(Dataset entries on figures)
┄┄┄┄┄┄
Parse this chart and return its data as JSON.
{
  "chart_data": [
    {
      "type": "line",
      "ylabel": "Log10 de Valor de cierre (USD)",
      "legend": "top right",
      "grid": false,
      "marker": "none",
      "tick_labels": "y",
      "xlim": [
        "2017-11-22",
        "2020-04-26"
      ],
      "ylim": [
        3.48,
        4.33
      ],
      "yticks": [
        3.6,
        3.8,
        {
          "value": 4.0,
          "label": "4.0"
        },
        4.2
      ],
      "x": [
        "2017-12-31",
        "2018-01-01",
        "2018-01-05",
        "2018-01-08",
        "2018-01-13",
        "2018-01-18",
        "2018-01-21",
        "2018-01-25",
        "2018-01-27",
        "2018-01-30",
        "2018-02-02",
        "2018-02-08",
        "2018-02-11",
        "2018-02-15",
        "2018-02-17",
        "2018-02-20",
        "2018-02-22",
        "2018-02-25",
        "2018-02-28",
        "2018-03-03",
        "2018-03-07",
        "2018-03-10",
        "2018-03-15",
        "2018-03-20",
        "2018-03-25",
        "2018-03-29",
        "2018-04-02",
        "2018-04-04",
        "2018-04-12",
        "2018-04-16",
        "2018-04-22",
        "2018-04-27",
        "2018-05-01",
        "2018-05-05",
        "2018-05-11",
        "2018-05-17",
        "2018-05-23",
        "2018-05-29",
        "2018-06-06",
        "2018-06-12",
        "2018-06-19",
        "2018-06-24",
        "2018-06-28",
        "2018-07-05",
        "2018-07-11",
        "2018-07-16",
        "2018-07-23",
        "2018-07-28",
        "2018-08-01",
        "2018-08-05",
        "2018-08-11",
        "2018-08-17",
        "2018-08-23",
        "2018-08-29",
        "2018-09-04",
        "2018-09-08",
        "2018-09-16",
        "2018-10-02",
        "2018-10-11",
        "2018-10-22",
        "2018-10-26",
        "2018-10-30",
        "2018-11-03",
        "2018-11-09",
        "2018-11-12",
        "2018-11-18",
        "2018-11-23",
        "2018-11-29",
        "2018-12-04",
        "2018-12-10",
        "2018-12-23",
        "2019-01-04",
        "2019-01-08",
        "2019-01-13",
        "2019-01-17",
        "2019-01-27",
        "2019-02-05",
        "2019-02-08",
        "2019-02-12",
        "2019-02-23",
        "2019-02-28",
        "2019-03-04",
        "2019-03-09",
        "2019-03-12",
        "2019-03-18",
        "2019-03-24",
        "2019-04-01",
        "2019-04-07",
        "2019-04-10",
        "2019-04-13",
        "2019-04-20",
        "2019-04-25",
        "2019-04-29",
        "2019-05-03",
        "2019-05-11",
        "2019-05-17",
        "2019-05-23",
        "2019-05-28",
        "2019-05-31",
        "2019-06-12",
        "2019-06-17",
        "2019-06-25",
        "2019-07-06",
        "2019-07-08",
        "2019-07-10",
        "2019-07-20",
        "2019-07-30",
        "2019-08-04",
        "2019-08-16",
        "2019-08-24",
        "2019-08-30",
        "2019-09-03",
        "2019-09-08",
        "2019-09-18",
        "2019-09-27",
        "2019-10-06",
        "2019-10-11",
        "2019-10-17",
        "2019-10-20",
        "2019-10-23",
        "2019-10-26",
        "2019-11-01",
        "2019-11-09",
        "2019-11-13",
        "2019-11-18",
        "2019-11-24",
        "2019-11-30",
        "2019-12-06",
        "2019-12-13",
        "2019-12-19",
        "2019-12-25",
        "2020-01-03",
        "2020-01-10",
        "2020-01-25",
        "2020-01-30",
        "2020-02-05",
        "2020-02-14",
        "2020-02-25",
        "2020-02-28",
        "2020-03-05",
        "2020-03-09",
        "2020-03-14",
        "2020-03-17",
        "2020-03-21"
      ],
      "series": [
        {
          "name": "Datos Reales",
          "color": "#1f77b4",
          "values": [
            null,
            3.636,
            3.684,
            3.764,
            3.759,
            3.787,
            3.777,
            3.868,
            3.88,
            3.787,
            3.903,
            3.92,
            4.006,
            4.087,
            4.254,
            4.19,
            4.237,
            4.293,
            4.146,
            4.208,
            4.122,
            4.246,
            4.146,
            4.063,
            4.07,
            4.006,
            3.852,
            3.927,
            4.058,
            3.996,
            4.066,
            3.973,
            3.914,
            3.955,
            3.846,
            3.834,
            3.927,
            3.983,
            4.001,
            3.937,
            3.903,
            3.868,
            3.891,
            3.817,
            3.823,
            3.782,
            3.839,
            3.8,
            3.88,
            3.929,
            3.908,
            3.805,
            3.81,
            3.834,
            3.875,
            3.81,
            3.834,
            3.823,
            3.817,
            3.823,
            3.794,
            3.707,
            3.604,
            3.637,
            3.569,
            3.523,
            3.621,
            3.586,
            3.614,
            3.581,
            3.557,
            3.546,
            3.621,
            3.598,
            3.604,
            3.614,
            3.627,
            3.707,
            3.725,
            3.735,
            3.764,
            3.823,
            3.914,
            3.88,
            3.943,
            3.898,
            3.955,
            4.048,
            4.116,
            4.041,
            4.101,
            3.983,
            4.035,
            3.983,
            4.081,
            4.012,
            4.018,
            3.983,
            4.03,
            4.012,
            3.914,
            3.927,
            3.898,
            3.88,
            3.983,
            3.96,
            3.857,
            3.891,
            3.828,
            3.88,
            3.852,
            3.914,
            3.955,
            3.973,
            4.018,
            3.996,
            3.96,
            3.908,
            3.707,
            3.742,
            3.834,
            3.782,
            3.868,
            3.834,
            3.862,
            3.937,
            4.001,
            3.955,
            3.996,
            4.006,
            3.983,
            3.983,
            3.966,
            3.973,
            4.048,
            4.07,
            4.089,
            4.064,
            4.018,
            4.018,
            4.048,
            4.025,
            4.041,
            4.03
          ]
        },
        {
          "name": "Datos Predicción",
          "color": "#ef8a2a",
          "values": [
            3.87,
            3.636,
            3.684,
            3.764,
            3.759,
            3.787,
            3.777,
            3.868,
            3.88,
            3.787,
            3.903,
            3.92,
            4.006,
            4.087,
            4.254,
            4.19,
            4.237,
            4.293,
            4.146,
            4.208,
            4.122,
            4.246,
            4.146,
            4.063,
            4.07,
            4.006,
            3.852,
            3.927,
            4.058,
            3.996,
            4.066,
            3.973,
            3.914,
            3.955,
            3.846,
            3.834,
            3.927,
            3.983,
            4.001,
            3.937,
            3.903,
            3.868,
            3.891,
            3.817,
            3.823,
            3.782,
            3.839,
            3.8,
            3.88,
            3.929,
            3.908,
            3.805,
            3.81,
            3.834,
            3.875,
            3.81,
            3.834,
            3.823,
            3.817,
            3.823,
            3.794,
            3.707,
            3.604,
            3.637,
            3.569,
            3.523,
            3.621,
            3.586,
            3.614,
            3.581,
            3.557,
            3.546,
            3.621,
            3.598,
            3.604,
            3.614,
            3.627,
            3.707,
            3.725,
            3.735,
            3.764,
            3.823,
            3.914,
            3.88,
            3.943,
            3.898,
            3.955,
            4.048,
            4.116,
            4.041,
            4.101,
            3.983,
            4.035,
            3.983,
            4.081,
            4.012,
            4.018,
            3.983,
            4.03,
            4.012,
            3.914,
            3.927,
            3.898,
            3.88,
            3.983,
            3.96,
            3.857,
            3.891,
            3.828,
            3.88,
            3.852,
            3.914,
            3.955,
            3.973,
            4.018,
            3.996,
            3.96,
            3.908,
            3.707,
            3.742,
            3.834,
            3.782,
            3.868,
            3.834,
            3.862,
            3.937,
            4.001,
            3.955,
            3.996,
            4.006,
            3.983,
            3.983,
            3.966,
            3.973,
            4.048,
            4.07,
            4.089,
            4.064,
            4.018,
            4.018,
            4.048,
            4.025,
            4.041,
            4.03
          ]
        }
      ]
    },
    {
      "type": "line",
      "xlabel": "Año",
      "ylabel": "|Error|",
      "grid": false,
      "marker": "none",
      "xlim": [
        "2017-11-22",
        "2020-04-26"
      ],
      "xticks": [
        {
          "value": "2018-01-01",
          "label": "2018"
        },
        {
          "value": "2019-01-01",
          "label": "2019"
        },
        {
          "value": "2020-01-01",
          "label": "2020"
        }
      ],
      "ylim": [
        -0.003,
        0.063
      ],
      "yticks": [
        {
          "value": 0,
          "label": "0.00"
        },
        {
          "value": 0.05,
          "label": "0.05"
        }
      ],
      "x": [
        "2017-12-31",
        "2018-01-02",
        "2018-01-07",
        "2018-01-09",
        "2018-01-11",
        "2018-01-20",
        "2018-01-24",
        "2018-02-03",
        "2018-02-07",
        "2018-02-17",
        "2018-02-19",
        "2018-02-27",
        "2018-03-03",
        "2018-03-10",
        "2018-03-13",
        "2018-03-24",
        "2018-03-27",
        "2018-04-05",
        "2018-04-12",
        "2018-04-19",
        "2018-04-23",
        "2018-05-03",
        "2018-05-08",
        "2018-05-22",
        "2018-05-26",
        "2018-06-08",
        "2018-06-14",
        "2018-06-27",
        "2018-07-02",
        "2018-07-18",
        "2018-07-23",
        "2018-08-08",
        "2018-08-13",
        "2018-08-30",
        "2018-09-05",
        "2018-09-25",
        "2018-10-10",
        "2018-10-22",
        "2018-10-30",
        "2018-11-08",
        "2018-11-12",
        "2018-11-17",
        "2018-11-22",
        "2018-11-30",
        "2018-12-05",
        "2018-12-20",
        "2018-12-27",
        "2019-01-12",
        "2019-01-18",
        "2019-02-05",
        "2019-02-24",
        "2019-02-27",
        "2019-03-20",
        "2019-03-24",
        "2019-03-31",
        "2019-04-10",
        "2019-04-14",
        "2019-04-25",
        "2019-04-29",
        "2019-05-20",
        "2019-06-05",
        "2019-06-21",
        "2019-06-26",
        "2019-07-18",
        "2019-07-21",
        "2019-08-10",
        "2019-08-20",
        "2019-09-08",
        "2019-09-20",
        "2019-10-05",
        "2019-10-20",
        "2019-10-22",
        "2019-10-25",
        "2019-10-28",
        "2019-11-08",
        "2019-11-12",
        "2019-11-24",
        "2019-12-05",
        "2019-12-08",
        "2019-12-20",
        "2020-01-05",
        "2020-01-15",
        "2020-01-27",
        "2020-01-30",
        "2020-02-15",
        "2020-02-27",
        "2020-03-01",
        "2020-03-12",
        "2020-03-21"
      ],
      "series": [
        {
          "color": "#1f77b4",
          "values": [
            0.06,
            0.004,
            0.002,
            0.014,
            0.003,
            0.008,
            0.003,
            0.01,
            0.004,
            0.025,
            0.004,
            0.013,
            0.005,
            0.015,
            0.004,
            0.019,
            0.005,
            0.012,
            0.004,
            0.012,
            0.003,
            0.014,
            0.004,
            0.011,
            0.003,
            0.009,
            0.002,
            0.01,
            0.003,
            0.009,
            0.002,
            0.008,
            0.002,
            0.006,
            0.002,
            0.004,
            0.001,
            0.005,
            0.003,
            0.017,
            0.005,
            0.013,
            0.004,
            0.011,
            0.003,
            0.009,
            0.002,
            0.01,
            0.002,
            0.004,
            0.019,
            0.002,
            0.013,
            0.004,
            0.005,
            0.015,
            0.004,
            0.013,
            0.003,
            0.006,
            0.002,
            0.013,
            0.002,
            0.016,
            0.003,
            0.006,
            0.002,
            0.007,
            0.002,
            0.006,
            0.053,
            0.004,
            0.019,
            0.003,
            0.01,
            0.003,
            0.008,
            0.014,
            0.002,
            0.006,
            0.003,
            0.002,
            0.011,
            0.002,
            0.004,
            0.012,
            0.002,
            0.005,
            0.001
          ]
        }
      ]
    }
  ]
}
┄┄┄┄┄┄
Your objective: Which lines hold the word "Datos"? Show each one.

Right answer:
          "name": "Datos Reales",
          "name": "Datos Predicción",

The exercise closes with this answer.